start

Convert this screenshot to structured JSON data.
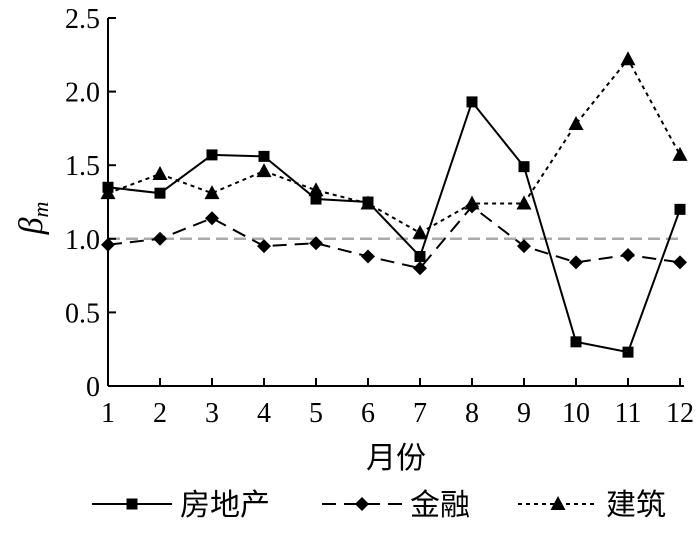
{
  "chart_data": {
    "type": "line",
    "xlabel": "月份",
    "ylabel": {
      "main": "β",
      "sub": "m"
    },
    "categories": [
      "1",
      "2",
      "3",
      "4",
      "5",
      "6",
      "7",
      "8",
      "9",
      "10",
      "11",
      "12"
    ],
    "ylim": [
      0,
      2.5
    ],
    "yticks": [
      "0",
      "0.5",
      "1.0",
      "1.5",
      "2.0",
      "2.5"
    ],
    "yticks_values": [
      0,
      0.5,
      1.0,
      1.5,
      2.0,
      2.5
    ],
    "reference_line": {
      "y": 1.0,
      "color": "#aaaaaa",
      "style": "dashed"
    },
    "legend_position": "bottom",
    "series": [
      {
        "name": "房地产",
        "style": "solid",
        "marker": "square",
        "color": "#000000",
        "values": [
          1.35,
          1.31,
          1.57,
          1.56,
          1.27,
          1.25,
          0.88,
          1.93,
          1.49,
          0.3,
          0.23,
          1.2
        ]
      },
      {
        "name": "金融",
        "style": "dashed",
        "marker": "diamond",
        "color": "#000000",
        "values": [
          0.96,
          1.0,
          1.14,
          0.95,
          0.97,
          0.88,
          0.8,
          1.22,
          0.95,
          0.84,
          0.89,
          0.84
        ]
      },
      {
        "name": "建筑",
        "style": "dotted",
        "marker": "triangle",
        "color": "#000000",
        "values": [
          1.31,
          1.44,
          1.31,
          1.46,
          1.33,
          1.24,
          1.04,
          1.24,
          1.24,
          1.78,
          2.22,
          1.57
        ]
      }
    ]
  }
}
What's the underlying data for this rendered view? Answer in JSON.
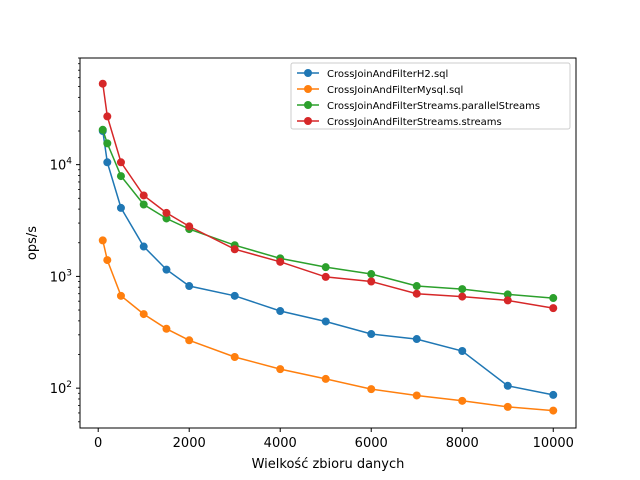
{
  "chart_data": {
    "type": "line",
    "title": "",
    "xlabel": "Wielkość zbioru danych",
    "ylabel": "ops/s",
    "xlim": [
      -400,
      10500
    ],
    "ylim": [
      44,
      90000
    ],
    "y_scale": "log",
    "x_ticks": [
      0,
      2000,
      4000,
      6000,
      8000,
      10000
    ],
    "y_ticks": [
      100,
      1000,
      10000
    ],
    "y_tick_labels": [
      {
        "base": "10",
        "exp": "2"
      },
      {
        "base": "10",
        "exp": "3"
      },
      {
        "base": "10",
        "exp": "4"
      }
    ],
    "grid": false,
    "legend_position": "top-right",
    "x": [
      100,
      200,
      500,
      1000,
      1500,
      2000,
      3000,
      4000,
      5000,
      6000,
      7000,
      8000,
      9000,
      10000
    ],
    "series": [
      {
        "name": "CrossJoinAndFilterH2.sql",
        "color": "#1f77b4",
        "values": [
          20000,
          10500,
          4100,
          1850,
          1150,
          820,
          670,
          490,
          395,
          305,
          275,
          215,
          105,
          87
        ]
      },
      {
        "name": "CrossJoinAndFilterMysql.sql",
        "color": "#ff7f0e",
        "values": [
          2100,
          1400,
          670,
          460,
          340,
          268,
          190,
          148,
          121,
          98,
          86,
          77,
          68,
          63
        ]
      },
      {
        "name": "CrossJoinAndFilterStreams.parallelStreams",
        "color": "#2ca02c",
        "values": [
          20500,
          15500,
          7900,
          4400,
          3300,
          2650,
          1900,
          1450,
          1210,
          1050,
          820,
          770,
          690,
          640
        ]
      },
      {
        "name": "CrossJoinAndFilterStreams.streams",
        "color": "#d62728",
        "values": [
          53000,
          27000,
          10500,
          5300,
          3700,
          2800,
          1750,
          1350,
          990,
          900,
          700,
          660,
          610,
          520
        ]
      }
    ]
  }
}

end

> Task requirements: Where a line in the material contains "style", copy that line.

> Final answer:
      "style": "dashed"
        "style": "solid",
        "style": "dashed",
        "style": "dotted",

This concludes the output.